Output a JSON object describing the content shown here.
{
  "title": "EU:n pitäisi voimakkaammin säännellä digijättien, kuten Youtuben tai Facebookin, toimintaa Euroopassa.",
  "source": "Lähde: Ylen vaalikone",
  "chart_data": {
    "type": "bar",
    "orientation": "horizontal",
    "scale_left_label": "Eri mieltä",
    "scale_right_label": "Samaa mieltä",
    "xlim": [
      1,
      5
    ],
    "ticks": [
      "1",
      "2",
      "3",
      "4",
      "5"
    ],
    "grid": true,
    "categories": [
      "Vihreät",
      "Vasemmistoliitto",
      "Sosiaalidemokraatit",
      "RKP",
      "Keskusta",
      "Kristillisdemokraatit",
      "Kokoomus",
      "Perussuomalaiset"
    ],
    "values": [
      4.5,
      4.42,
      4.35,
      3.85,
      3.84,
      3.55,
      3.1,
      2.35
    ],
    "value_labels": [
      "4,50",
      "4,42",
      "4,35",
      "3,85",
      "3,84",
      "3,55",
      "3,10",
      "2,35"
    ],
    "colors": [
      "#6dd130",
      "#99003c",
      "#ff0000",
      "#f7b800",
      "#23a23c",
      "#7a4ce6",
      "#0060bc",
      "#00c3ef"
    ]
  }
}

▶ **SET PROBLEM**:
Write the entries again, exactly as they stand.

▶ **THE COMPLETED TASK**:
Output a JSON object describing the content shown here.
{
  "title": "EU:n pitäisi voimakkaammin säännellä digijättien, kuten Youtuben tai Facebookin, toimintaa Euroopassa.",
  "source": "Lähde: Ylen vaalikone",
  "chart_data": {
    "type": "bar",
    "orientation": "horizontal",
    "scale_left_label": "Eri mieltä",
    "scale_right_label": "Samaa mieltä",
    "xlim": [
      1,
      5
    ],
    "ticks": [
      "1",
      "2",
      "3",
      "4",
      "5"
    ],
    "grid": true,
    "categories": [
      "Vihreät",
      "Vasemmistoliitto",
      "Sosiaalidemokraatit",
      "RKP",
      "Keskusta",
      "Kristillisdemokraatit",
      "Kokoomus",
      "Perussuomalaiset"
    ],
    "values": [
      4.5,
      4.42,
      4.35,
      3.85,
      3.84,
      3.55,
      3.1,
      2.35
    ],
    "value_labels": [
      "4,50",
      "4,42",
      "4,35",
      "3,85",
      "3,84",
      "3,55",
      "3,10",
      "2,35"
    ],
    "colors": [
      "#6dd130",
      "#99003c",
      "#ff0000",
      "#f7b800",
      "#23a23c",
      "#7a4ce6",
      "#0060bc",
      "#00c3ef"
    ]
  }
}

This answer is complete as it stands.